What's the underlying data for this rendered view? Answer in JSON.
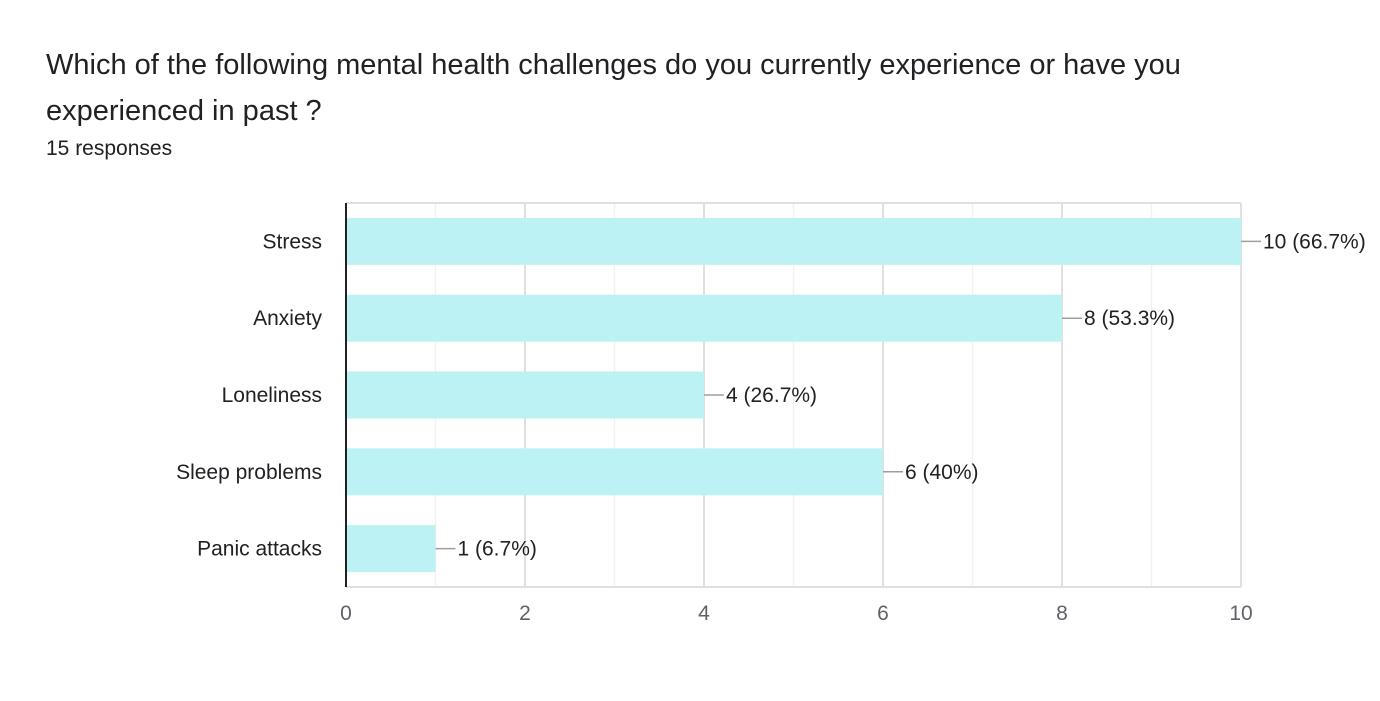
{
  "question": {
    "title": "Which of the following mental health challenges do you currently experience or have you experienced in past ?",
    "responses": "15 responses"
  },
  "colors": {
    "bar": "#bcf2f4",
    "axis": "#202124",
    "grid_major": "#e0e0e0",
    "grid_minor": "#f1f1f1",
    "leader": "#9e9e9e",
    "text": "#202124",
    "tick_text": "#5f6368"
  },
  "chart_data": {
    "type": "bar",
    "orientation": "horizontal",
    "categories": [
      "Stress",
      "Anxiety",
      "Loneliness",
      "Sleep problems",
      "Panic attacks"
    ],
    "values": [
      10,
      8,
      4,
      6,
      1
    ],
    "data_labels": [
      "10 (66.7%)",
      "8 (53.3%)",
      "4 (26.7%)",
      "6 (40%)",
      "1 (6.7%)"
    ],
    "xlim": [
      0,
      10
    ],
    "xticks": [
      0,
      2,
      4,
      6,
      8,
      10
    ],
    "xtick_labels": [
      "0",
      "2",
      "4",
      "6",
      "8",
      "10"
    ],
    "minor_ticks": [
      1,
      3,
      5,
      7,
      9
    ],
    "grid": true,
    "legend": "none"
  }
}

----------

Stated goal. Copy the material shown above in full and exactly. Skip the pictures.

The response.
What's the underlying data for this rendered view? Answer in JSON.
{
  "question": {
    "title": "Which of the following mental health challenges do you currently experience or have you experienced in past ?",
    "responses": "15 responses"
  },
  "colors": {
    "bar": "#bcf2f4",
    "axis": "#202124",
    "grid_major": "#e0e0e0",
    "grid_minor": "#f1f1f1",
    "leader": "#9e9e9e",
    "text": "#202124",
    "tick_text": "#5f6368"
  },
  "chart_data": {
    "type": "bar",
    "orientation": "horizontal",
    "categories": [
      "Stress",
      "Anxiety",
      "Loneliness",
      "Sleep problems",
      "Panic attacks"
    ],
    "values": [
      10,
      8,
      4,
      6,
      1
    ],
    "data_labels": [
      "10 (66.7%)",
      "8 (53.3%)",
      "4 (26.7%)",
      "6 (40%)",
      "1 (6.7%)"
    ],
    "xlim": [
      0,
      10
    ],
    "xticks": [
      0,
      2,
      4,
      6,
      8,
      10
    ],
    "xtick_labels": [
      "0",
      "2",
      "4",
      "6",
      "8",
      "10"
    ],
    "minor_ticks": [
      1,
      3,
      5,
      7,
      9
    ],
    "grid": true,
    "legend": "none"
  }
}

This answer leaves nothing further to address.